Objective — Work out how many lines have "Ante" in them. Give only that number.

**** Records provided

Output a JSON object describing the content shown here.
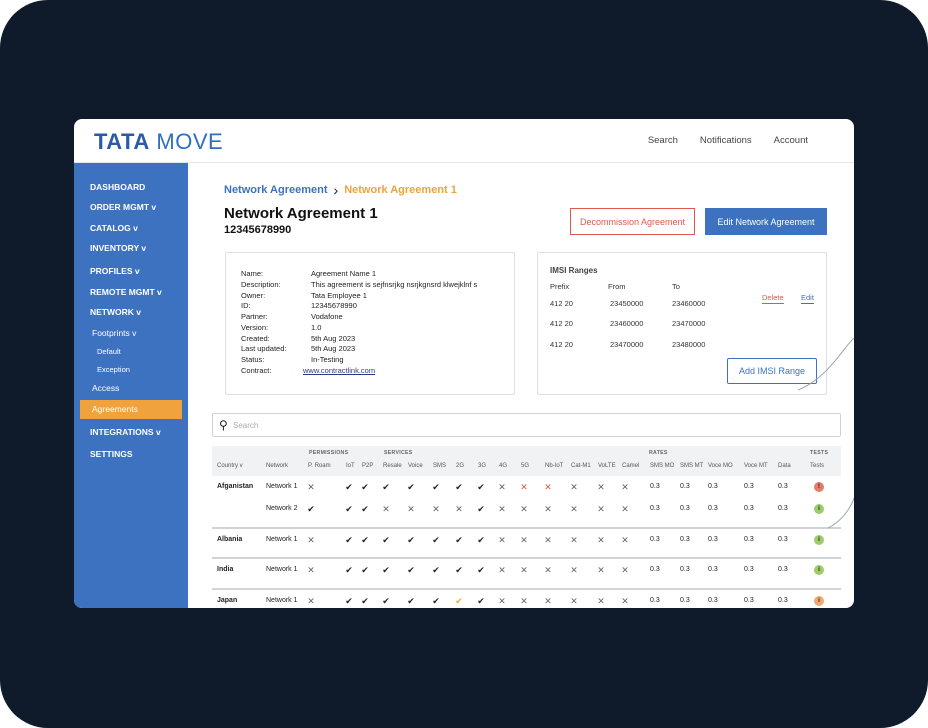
{
  "brand": {
    "bold": "TATA",
    "light": "MOVE",
    "accent": "#3d72c0",
    "highlight": "#f0a33c"
  },
  "topnav": [
    "Search",
    "Notifications",
    "Account"
  ],
  "sidebar": [
    {
      "label": "DASHBOARD"
    },
    {
      "label": "ORDER MGMT v"
    },
    {
      "label": "CATALOG v"
    },
    {
      "label": "INVENTORY v"
    },
    {
      "label": "PROFILES v"
    },
    {
      "label": "REMOTE MGMT v"
    },
    {
      "label": "NETWORK v"
    },
    {
      "label": "Footprints v"
    },
    {
      "label": "Default"
    },
    {
      "label": "Exception"
    },
    {
      "label": "Access"
    },
    {
      "label": "Agreements"
    },
    {
      "label": "INTEGRATIONS v"
    },
    {
      "label": "SETTINGS"
    }
  ],
  "breadcrumb": {
    "parent": "Network Agreement",
    "current": "Network Agreement 1"
  },
  "page": {
    "title": "Network Agreement 1",
    "id": "12345678990"
  },
  "buttons": {
    "decommission": "Decommission Agreement",
    "edit": "Edit Network Agreement",
    "add_imsi": "Add IMSI Range"
  },
  "info": [
    {
      "k": "Name:",
      "v": "Agreement Name 1"
    },
    {
      "k": "Description:",
      "v": "This agreement is sejfnsrjkg nsrjkgnsrd klwejklnf s"
    },
    {
      "k": "Owner:",
      "v": "Tata Employee 1"
    },
    {
      "k": "ID:",
      "v": "12345678990"
    },
    {
      "k": "Partner:",
      "v": "Vodafone"
    },
    {
      "k": "Version:",
      "v": "1.0"
    },
    {
      "k": "Created:",
      "v": "5th Aug 2023"
    },
    {
      "k": "Last updated:",
      "v": "5th Aug 2023"
    },
    {
      "k": "Status:",
      "v": "In-Testing"
    },
    {
      "k": "Contract:",
      "v": "www.contractlink.com"
    }
  ],
  "imsi": {
    "title": "IMSI Ranges",
    "headers": [
      "Prefix",
      "From",
      "To"
    ],
    "rows": [
      [
        "412 20",
        "23450000",
        "23460000"
      ],
      [
        "412 20",
        "23460000",
        "23470000"
      ],
      [
        "412 20",
        "23470000",
        "23480000"
      ]
    ],
    "delete": "Delete",
    "edit": "Edit"
  },
  "search": {
    "placeholder": "Search"
  },
  "table": {
    "groups": [
      "PERMISSIONS",
      "SERVICES",
      "RATES",
      "TESTS"
    ],
    "headers": [
      "Country v",
      "Network",
      "P. Roam",
      "IoT",
      "P2P",
      "Resale",
      "Voice",
      "SMS",
      "2G",
      "3G",
      "4G",
      "5G",
      "Nb-IoT",
      "Cat-M1",
      "VoLTE",
      "Camel",
      "SMS MO",
      "SMS MT",
      "Voce MO",
      "Voce MT",
      "Data",
      "Tests"
    ],
    "rows": [
      {
        "country": "Afganistan",
        "network": "Network 1",
        "marks": [
          "x",
          "v",
          "v",
          "v",
          "v",
          "v",
          "v",
          "v",
          "x",
          "xr",
          "xr",
          "x",
          "x",
          "x"
        ],
        "rates": [
          "0.3",
          "0.3",
          "0.3",
          "0.3",
          "0.3"
        ],
        "test": {
          "symbol": "!",
          "status": "fail"
        }
      },
      {
        "country": "",
        "network": "Network 2",
        "marks": [
          "v",
          "v",
          "v",
          "x",
          "x",
          "x",
          "x",
          "v",
          "x",
          "x",
          "x",
          "x",
          "x",
          "x"
        ],
        "rates": [
          "0.3",
          "0.3",
          "0.3",
          "0.3",
          "0.3"
        ],
        "test": {
          "symbol": "i",
          "status": "pass"
        }
      },
      {
        "country": "Albania",
        "network": "Network 1",
        "marks": [
          "x",
          "v",
          "v",
          "v",
          "v",
          "v",
          "v",
          "v",
          "x",
          "x",
          "x",
          "x",
          "x",
          "x"
        ],
        "rates": [
          "0.3",
          "0.3",
          "0.3",
          "0.3",
          "0.3"
        ],
        "test": {
          "symbol": "i",
          "status": "pass"
        }
      },
      {
        "country": "India",
        "network": "Network 1",
        "marks": [
          "x",
          "v",
          "v",
          "v",
          "v",
          "v",
          "v",
          "v",
          "x",
          "x",
          "x",
          "x",
          "x",
          "x"
        ],
        "rates": [
          "0.3",
          "0.3",
          "0.3",
          "0.3",
          "0.3"
        ],
        "test": {
          "symbol": "i",
          "status": "pass"
        }
      },
      {
        "country": "Japan",
        "network": "Network 1",
        "marks": [
          "x",
          "v",
          "v",
          "v",
          "v",
          "v",
          "co",
          "v",
          "x",
          "x",
          "x",
          "x",
          "x",
          "x"
        ],
        "rates": [
          "0.3",
          "0.3",
          "0.3",
          "0.3",
          "0.3"
        ],
        "test": {
          "symbol": "i",
          "status": "warn"
        }
      }
    ]
  }
}
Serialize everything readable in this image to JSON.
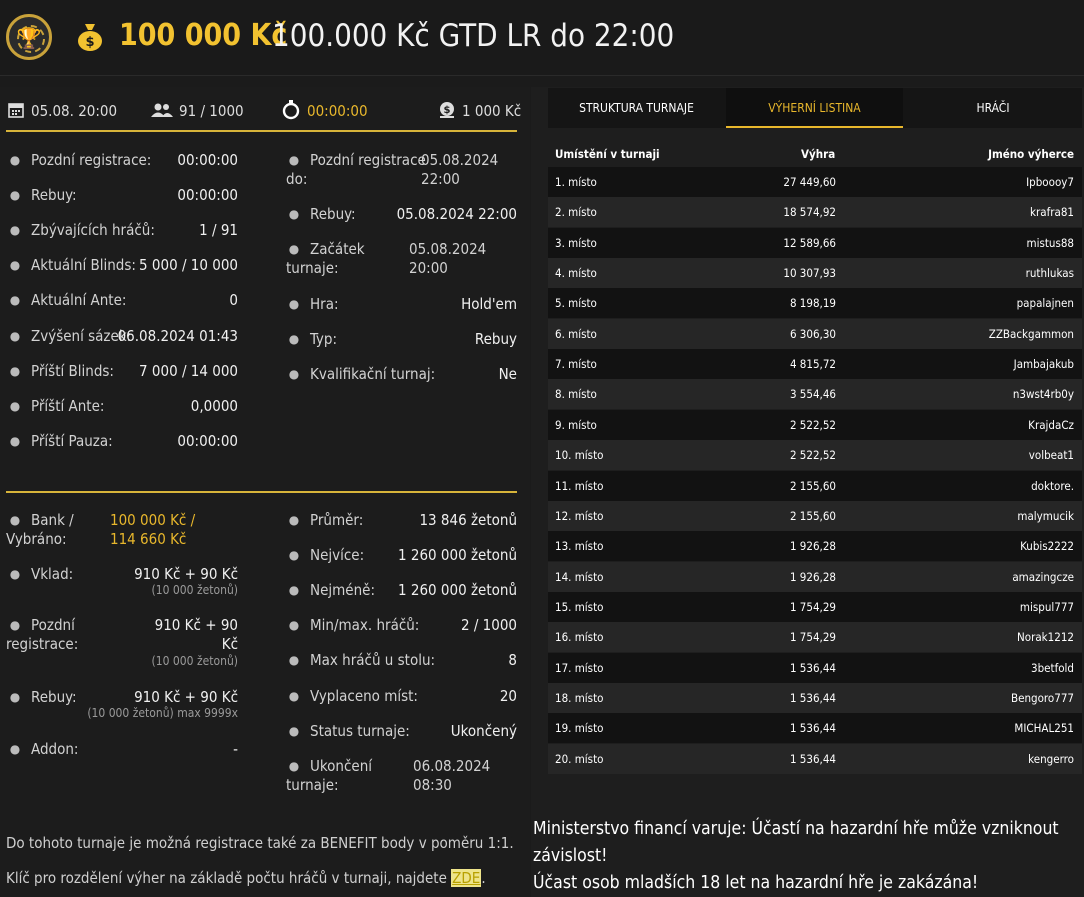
{
  "header": {
    "amount": "100 000 Kč",
    "title": "100.000 Kč GTD LR do 22:00"
  },
  "top_bar": {
    "date": "05.08. 20:00",
    "players": "91 / 1000",
    "timer": "00:00:00",
    "buyin": "1 000 Kč"
  },
  "info_left": [
    {
      "label": "Pozdní registrace:",
      "value": "00:00:00",
      "icon": "user-add-icon"
    },
    {
      "label": "Rebuy:",
      "value": "00:00:00",
      "icon": "chips-icon"
    },
    {
      "label": "Zbývajících hráčů:",
      "value": "1 / 91",
      "icon": "users-icon"
    },
    {
      "label": "Aktuální Blinds:",
      "value": "5 000 / 10 000",
      "icon": "chips-icon"
    },
    {
      "label": "Aktuální Ante:",
      "value": "0",
      "icon": "coin-icon"
    },
    {
      "label": "Zvýšení sázek:",
      "value": "06.08.2024 01:43",
      "icon": "arrow-up-icon"
    },
    {
      "label": "Příští Blinds:",
      "value": "7 000 / 14 000",
      "icon": "chips-icon"
    },
    {
      "label": "Příští Ante:",
      "value": "0,0000",
      "icon": "coin-icon"
    },
    {
      "label": "Příští Pauza:",
      "value": "00:00:00",
      "icon": "clock-icon"
    }
  ],
  "info_right": [
    {
      "label1": "Pozdní registrace",
      "label2": "do:",
      "value1": "05.08.2024",
      "value2": "22:00",
      "icon": "user-add-icon"
    },
    {
      "label1": "Rebuy:",
      "value1": "05.08.2024 22:00",
      "icon": "chips-icon"
    },
    {
      "label1": "Začátek",
      "label2": "turnaje:",
      "value1": "05.08.2024",
      "value2": "20:00",
      "icon": "flag-icon"
    },
    {
      "label1": "Hra:",
      "value1": "Hold'em",
      "icon": "cards-icon"
    },
    {
      "label1": "Typ:",
      "value1": "Rebuy",
      "icon": "clubs-icon"
    },
    {
      "label1": "Kvalifikační turnaj:",
      "value1": "Ne",
      "icon": "medal-icon"
    }
  ],
  "bottom_left": {
    "bank_label1": "Bank /",
    "bank_label2": "Vybráno:",
    "bank_value1": "100 000 Kč /",
    "bank_value2": "114 660 Kč",
    "vklad_label": "Vklad:",
    "vklad_value": "910 Kč + 90 Kč",
    "vklad_sub": "(10 000 žetonů)",
    "pozdni_label1": "Pozdní",
    "pozdni_label2": "registrace:",
    "pozdni_value1": "910 Kč + 90",
    "pozdni_value2": "Kč",
    "pozdni_sub": "(10 000 žetonů)",
    "rebuy_label": "Rebuy:",
    "rebuy_value": "910 Kč + 90 Kč",
    "rebuy_sub": "(10 000 žetonů) max 9999x",
    "addon_label": "Addon:",
    "addon_value": "-"
  },
  "bottom_right": [
    {
      "label1": "Průměr:",
      "value1": "13 846 žetonů",
      "icon": "chip-icon"
    },
    {
      "label1": "Nejvíce:",
      "value1": "1 260 000 žetonů",
      "icon": "chip-icon"
    },
    {
      "label1": "Nejméně:",
      "value1": "1 260 000 žetonů",
      "icon": "chip-icon"
    },
    {
      "label1": "Min/max. hráčů:",
      "value1": "2 / 1000",
      "icon": "users-icon"
    },
    {
      "label1": "Max hráčů u stolu:",
      "value1": "8",
      "icon": "table-icon"
    },
    {
      "label1": "Vyplaceno míst:",
      "value1": "20",
      "icon": "payout-icon"
    },
    {
      "label1": "Status turnaje:",
      "value1": "Ukončený",
      "icon": "info-icon"
    },
    {
      "label1": "Ukončení",
      "label2": "turnaje:",
      "value1": "06.08.2024",
      "value2": "08:30",
      "icon": "flag-icon"
    }
  ],
  "notes": {
    "benefit": "Do tohoto turnaje je možná registrace také za BENEFIT body v poměru 1:1.",
    "key_text": "Klíč pro rozdělení výher na základě počtu hráčů v turnaji, najdete ",
    "key_link": "ZDE",
    "key_end": "."
  },
  "tabs": [
    "STRUKTURA TURNAJE",
    "VÝHERNÍ LISTINA",
    "HRÁČI"
  ],
  "table": {
    "headers": [
      "Umístění v turnaji",
      "Výhra",
      "Jméno výherce"
    ],
    "rows": [
      [
        "1. místo",
        "27 449,60",
        "Ipboooy7"
      ],
      [
        "2. místo",
        "18 574,92",
        "krafra81"
      ],
      [
        "3. místo",
        "12 589,66",
        "mistus88"
      ],
      [
        "4. místo",
        "10 307,93",
        "ruthlukas"
      ],
      [
        "5. místo",
        "8 198,19",
        "papalajnen"
      ],
      [
        "6. místo",
        "6 306,30",
        "ZZBackgammon"
      ],
      [
        "7. místo",
        "4 815,72",
        "Jambajakub"
      ],
      [
        "8. místo",
        "3 554,46",
        "n3wst4rb0y"
      ],
      [
        "9. místo",
        "2 522,52",
        "KrajdaCz"
      ],
      [
        "10. místo",
        "2 522,52",
        "volbeat1"
      ],
      [
        "11. místo",
        "2 155,60",
        "doktore."
      ],
      [
        "12. místo",
        "2 155,60",
        "malymucik"
      ],
      [
        "13. místo",
        "1 926,28",
        "Kubis2222"
      ],
      [
        "14. místo",
        "1 926,28",
        "amazingcze"
      ],
      [
        "15. místo",
        "1 754,29",
        "mispul777"
      ],
      [
        "16. místo",
        "1 754,29",
        "Norak1212"
      ],
      [
        "17. místo",
        "1 536,44",
        "3betfold"
      ],
      [
        "18. místo",
        "1 536,44",
        "Bengoro777"
      ],
      [
        "19. místo",
        "1 536,44",
        "MICHAL251"
      ],
      [
        "20. místo",
        "1 536,44",
        "kengerro"
      ]
    ]
  },
  "warning": {
    "line1": "Ministerstvo financí varuje: Účastí na hazardní hře může vzniknout závislost!",
    "line2": "Účast osob mladších 18 let na hazardní hře je zakázána!"
  }
}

********

Response — 2